_Teks sumber_.
All the Presidents’ Lawyers
Sebelum jadi Presiden, Soekarno sudah pernah
berhadapan dengan peradilan. Saat menjadi Presiden, ia sering menyebut
orang hukum susah diajak melakukan revolusi.
Yogyakarta, 26 November 1961. Pembukaan Kongres I Perhimpunan Sarjana Hukum Indonesia (Persahi) bermakna penting bukan saja karena baru pertama kali digelar, tetapi juga karena dihadiri Presiden Soekarno. Sejumlah lawyer ternama hadir dalam acara itu.
Dalam ide-ide revolusi yang sering dilontarkan Presiden Soekarno, orang-orang hukum, jurist, tampaknya sangat sulit diajak turut serta. Bung Karno berkali-kali mengutip pidato aktivis buruh Jerman, Liebknecht, ‘Met jusristen kan je revolutie maken’. Orang hukum susah diajak melakukan revolusi. Itu pula yang disampaikan Bung Karno dalam Kongres I Persahi tersebut.
“Ahli hukum, jurist, kebanyakan sangat legalistis, sangat memegang kepada hukum-hukum yang prevaleren,
sangat memegang kepada hukum-hukum yang ada, sehingga jikalau diajak
revolusi –revolusi yang berarti melemparkan hukum yang ada, a revolution rejects yesterday ….amat sulitlah yang demikian itu,” ucap Bung Karno dalam pidatonya kala itu.
Bung Karno adalah tokoh yang sebelum menjadi presiden pun sudah
berhadapan dengan kasus hukum. Di era pergerakan kemerdekaan, Bung Karno
ditangkap Belanda bersama sejumlah tokoh Partai Nasional Indonesia
(PNI). Mereka diadili di Landraad Bandung, sidang dimulai pada 18
Agustus 1930. Di persidangan, Bung Karno dan kawan-kawan dibela oleh
pengacara Mr. Sartono – kelak menjadi Ketua DPR pertama -, Mr
Sastromulyono, Mr. Suyudi, dan Raden Idih Prawiradiputra.
Sebagai pengacara, Mr. Sartono memberikan pembelaan atas Bung Karno. Seperti termuat dalam buku Mr Sartono, Karya dan Pengabdiannya (ditulis Nyak Wali AT, 1985), pledoi Mr Sartono menganggap Bung Karno tak bersalah sesuai tuduhan penuntut.

_Latihan 1_. Menurut teks sumber tentang Bung Karno dan para pengacaranya, kapan sidang di Landraad Bandung dimulai?
Catatan ini sama sekali tidak berhubungan dengan teks sumber.

[Baris dari dataset tata letak]

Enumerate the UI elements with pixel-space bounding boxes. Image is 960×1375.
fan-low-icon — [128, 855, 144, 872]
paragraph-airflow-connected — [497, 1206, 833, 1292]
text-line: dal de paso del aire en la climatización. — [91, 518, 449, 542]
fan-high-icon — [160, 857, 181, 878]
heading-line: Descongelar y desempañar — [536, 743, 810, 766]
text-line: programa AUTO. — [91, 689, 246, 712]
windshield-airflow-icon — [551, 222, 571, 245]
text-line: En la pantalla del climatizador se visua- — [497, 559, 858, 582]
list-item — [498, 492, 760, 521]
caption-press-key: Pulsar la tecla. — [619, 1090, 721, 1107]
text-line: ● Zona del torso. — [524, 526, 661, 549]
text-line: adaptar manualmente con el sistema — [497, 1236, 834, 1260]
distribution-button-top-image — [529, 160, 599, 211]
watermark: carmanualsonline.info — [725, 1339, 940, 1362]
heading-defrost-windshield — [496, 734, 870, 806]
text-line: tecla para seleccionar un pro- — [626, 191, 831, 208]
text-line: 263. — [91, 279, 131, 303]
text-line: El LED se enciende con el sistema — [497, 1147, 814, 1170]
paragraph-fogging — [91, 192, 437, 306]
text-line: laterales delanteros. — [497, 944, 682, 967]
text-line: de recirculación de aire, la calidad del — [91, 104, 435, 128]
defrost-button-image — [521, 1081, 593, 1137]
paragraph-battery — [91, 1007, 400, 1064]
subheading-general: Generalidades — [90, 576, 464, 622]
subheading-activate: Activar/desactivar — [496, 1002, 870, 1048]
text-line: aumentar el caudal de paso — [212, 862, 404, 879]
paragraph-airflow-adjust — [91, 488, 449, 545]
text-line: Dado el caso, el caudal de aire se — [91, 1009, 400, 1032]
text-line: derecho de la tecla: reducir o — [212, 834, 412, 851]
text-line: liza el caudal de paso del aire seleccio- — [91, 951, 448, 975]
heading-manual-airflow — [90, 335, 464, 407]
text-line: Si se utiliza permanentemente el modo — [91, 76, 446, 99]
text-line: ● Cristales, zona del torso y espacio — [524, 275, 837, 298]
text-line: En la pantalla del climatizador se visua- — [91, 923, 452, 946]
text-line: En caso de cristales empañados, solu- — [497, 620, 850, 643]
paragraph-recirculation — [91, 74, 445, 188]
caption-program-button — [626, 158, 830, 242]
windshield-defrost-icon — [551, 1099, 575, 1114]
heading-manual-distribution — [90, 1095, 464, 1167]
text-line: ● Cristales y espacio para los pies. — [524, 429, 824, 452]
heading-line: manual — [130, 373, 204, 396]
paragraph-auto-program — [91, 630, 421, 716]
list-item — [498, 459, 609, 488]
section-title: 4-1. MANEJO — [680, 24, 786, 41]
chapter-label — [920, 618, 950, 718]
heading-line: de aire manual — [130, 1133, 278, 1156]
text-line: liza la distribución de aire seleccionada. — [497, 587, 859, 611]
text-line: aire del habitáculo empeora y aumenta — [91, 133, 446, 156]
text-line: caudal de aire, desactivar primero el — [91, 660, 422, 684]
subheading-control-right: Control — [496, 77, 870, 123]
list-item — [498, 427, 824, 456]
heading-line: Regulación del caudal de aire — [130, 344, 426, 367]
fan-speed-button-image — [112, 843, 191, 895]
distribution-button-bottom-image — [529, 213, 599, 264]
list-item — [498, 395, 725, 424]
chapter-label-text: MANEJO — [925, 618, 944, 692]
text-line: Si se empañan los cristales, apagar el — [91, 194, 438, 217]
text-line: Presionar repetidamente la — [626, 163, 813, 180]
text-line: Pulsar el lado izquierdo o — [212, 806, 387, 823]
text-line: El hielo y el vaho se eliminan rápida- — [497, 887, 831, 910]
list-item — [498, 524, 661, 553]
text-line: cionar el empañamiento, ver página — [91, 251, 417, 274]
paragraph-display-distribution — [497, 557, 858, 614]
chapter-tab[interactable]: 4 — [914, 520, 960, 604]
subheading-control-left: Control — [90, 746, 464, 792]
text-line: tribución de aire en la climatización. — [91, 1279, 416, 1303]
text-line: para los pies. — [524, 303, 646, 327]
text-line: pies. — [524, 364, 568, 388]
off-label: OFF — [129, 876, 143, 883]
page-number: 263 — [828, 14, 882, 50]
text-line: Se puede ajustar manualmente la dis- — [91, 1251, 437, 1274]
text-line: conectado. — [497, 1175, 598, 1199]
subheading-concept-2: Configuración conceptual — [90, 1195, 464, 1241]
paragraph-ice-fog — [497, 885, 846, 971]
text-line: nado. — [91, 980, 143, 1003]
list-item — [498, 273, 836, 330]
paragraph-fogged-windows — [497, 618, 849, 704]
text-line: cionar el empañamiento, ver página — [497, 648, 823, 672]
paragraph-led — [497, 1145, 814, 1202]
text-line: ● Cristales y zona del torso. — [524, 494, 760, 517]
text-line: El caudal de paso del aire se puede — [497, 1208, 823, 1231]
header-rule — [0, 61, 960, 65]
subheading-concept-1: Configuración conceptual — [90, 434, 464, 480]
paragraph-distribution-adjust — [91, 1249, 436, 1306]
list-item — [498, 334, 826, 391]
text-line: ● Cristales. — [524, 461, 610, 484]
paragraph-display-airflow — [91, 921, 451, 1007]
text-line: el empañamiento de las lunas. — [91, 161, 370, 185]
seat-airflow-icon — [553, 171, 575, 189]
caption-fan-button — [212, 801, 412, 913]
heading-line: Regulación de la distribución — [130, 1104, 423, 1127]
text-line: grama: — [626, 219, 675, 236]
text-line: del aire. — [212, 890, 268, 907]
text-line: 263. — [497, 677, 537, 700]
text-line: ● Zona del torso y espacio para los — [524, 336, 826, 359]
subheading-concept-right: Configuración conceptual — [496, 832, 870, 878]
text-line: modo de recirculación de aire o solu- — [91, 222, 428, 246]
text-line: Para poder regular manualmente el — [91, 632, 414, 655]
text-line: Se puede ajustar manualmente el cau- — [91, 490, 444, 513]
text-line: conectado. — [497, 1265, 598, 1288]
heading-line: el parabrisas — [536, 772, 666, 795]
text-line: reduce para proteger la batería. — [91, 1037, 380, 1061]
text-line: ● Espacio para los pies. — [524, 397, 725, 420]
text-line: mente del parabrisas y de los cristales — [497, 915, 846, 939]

_Latihan 2_. Tolong ubah baris-baris catatan menjadi daftar JSON berisi string, satu string untuk tiap baris dan tanpa baris kosong. Mulailah dari awal catatan dan lanjutkan sampai baris yang memuat "watermark: carmanualsonline.info —", termasuk kedua ujungnya.

_Jawaban 1_. 18 Agustus 1930.

_Jawaban 2_.
[
  "Enumerate the UI elements with pixel-space bounding boxes. Image is 960×1375.",
  "fan-low-icon — [128, 855, 144, 872]",
  "paragraph-airflow-connected — [497, 1206, 833, 1292]",
  "text-line: dal de paso del aire en la climatización. — [91, 518, 449, 542]",
  "fan-high-icon — [160, 857, 181, 878]",
  "heading-line: Descongelar y desempañar — [536, 743, 810, 766]",
  "text-line: programa AUTO. — [91, 689, 246, 712]",
  "windshield-airflow-icon — [551, 222, 571, 245]",
  "text-line: En la pantalla del climatizador se visua- — [497, 559, 858, 582]",
  "list-item — [498, 492, 760, 521]",
  "caption-press-key: Pulsar la tecla. — [619, 1090, 721, 1107]",
  "text-line: ● Zona del torso. — [524, 526, 661, 549]",
  "text-line: adaptar manualmente con el sistema — [497, 1236, 834, 1260]",
  "distribution-button-top-image — [529, 160, 599, 211]",
  "watermark: carmanualsonline.info — [725, 1339, 940, 1362]"
]